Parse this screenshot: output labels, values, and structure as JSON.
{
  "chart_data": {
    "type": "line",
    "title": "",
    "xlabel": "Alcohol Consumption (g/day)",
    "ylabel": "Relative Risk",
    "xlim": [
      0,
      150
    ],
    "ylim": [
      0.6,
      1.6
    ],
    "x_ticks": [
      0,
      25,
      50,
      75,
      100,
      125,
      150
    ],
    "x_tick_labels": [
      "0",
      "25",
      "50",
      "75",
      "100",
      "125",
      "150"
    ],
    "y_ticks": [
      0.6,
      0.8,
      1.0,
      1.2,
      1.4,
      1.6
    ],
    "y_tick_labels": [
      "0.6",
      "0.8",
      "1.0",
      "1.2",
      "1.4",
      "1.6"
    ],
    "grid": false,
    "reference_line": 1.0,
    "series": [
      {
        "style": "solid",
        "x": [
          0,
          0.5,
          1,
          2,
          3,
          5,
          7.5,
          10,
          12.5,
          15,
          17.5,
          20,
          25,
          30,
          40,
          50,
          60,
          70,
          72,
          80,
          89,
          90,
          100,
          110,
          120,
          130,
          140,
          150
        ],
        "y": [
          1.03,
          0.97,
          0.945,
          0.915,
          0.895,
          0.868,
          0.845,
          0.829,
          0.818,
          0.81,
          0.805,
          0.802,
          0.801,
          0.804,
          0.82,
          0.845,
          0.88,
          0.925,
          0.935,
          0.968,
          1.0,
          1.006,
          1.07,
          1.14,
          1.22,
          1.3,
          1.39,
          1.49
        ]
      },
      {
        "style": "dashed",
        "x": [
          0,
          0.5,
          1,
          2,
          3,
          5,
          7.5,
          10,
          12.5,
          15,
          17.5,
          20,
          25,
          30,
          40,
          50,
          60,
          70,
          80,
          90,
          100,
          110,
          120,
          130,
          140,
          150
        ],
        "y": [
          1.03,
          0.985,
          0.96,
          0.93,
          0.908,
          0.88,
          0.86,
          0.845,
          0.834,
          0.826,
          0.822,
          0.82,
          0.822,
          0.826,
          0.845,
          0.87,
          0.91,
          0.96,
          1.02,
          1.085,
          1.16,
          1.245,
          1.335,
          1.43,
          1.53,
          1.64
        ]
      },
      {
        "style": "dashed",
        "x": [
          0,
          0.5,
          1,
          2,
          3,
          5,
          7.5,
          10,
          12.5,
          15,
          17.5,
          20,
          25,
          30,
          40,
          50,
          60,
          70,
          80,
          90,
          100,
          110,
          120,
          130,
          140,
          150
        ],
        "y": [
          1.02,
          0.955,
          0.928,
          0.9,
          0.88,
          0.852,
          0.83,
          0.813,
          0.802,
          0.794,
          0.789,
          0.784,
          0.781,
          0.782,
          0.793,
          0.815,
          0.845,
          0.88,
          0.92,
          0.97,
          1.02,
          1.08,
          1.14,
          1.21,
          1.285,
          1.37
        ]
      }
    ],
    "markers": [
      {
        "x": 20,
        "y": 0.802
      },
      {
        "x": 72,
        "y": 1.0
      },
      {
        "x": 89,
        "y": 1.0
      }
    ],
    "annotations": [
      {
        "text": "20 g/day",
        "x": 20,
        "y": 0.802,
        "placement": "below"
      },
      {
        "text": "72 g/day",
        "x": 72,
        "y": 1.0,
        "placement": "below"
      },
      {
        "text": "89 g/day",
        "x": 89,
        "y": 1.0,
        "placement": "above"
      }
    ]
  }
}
--*--
**Directive**
Extract the complete listing above, reproducing each line exactly.

**Complete answer**
Parse this screenshot: output labels, values, and structure as JSON.
{
  "chart_data": {
    "type": "line",
    "title": "",
    "xlabel": "Alcohol Consumption (g/day)",
    "ylabel": "Relative Risk",
    "xlim": [
      0,
      150
    ],
    "ylim": [
      0.6,
      1.6
    ],
    "x_ticks": [
      0,
      25,
      50,
      75,
      100,
      125,
      150
    ],
    "x_tick_labels": [
      "0",
      "25",
      "50",
      "75",
      "100",
      "125",
      "150"
    ],
    "y_ticks": [
      0.6,
      0.8,
      1.0,
      1.2,
      1.4,
      1.6
    ],
    "y_tick_labels": [
      "0.6",
      "0.8",
      "1.0",
      "1.2",
      "1.4",
      "1.6"
    ],
    "grid": false,
    "reference_line": 1.0,
    "series": [
      {
        "style": "solid",
        "x": [
          0,
          0.5,
          1,
          2,
          3,
          5,
          7.5,
          10,
          12.5,
          15,
          17.5,
          20,
          25,
          30,
          40,
          50,
          60,
          70,
          72,
          80,
          89,
          90,
          100,
          110,
          120,
          130,
          140,
          150
        ],
        "y": [
          1.03,
          0.97,
          0.945,
          0.915,
          0.895,
          0.868,
          0.845,
          0.829,
          0.818,
          0.81,
          0.805,
          0.802,
          0.801,
          0.804,
          0.82,
          0.845,
          0.88,
          0.925,
          0.935,
          0.968,
          1.0,
          1.006,
          1.07,
          1.14,
          1.22,
          1.3,
          1.39,
          1.49
        ]
      },
      {
        "style": "dashed",
        "x": [
          0,
          0.5,
          1,
          2,
          3,
          5,
          7.5,
          10,
          12.5,
          15,
          17.5,
          20,
          25,
          30,
          40,
          50,
          60,
          70,
          80,
          90,
          100,
          110,
          120,
          130,
          140,
          150
        ],
        "y": [
          1.03,
          0.985,
          0.96,
          0.93,
          0.908,
          0.88,
          0.86,
          0.845,
          0.834,
          0.826,
          0.822,
          0.82,
          0.822,
          0.826,
          0.845,
          0.87,
          0.91,
          0.96,
          1.02,
          1.085,
          1.16,
          1.245,
          1.335,
          1.43,
          1.53,
          1.64
        ]
      },
      {
        "style": "dashed",
        "x": [
          0,
          0.5,
          1,
          2,
          3,
          5,
          7.5,
          10,
          12.5,
          15,
          17.5,
          20,
          25,
          30,
          40,
          50,
          60,
          70,
          80,
          90,
          100,
          110,
          120,
          130,
          140,
          150
        ],
        "y": [
          1.02,
          0.955,
          0.928,
          0.9,
          0.88,
          0.852,
          0.83,
          0.813,
          0.802,
          0.794,
          0.789,
          0.784,
          0.781,
          0.782,
          0.793,
          0.815,
          0.845,
          0.88,
          0.92,
          0.97,
          1.02,
          1.08,
          1.14,
          1.21,
          1.285,
          1.37
        ]
      }
    ],
    "markers": [
      {
        "x": 20,
        "y": 0.802
      },
      {
        "x": 72,
        "y": 1.0
      },
      {
        "x": 89,
        "y": 1.0
      }
    ],
    "annotations": [
      {
        "text": "20 g/day",
        "x": 20,
        "y": 0.802,
        "placement": "below"
      },
      {
        "text": "72 g/day",
        "x": 72,
        "y": 1.0,
        "placement": "below"
      },
      {
        "text": "89 g/day",
        "x": 89,
        "y": 1.0,
        "placement": "above"
      }
    ]
  }
}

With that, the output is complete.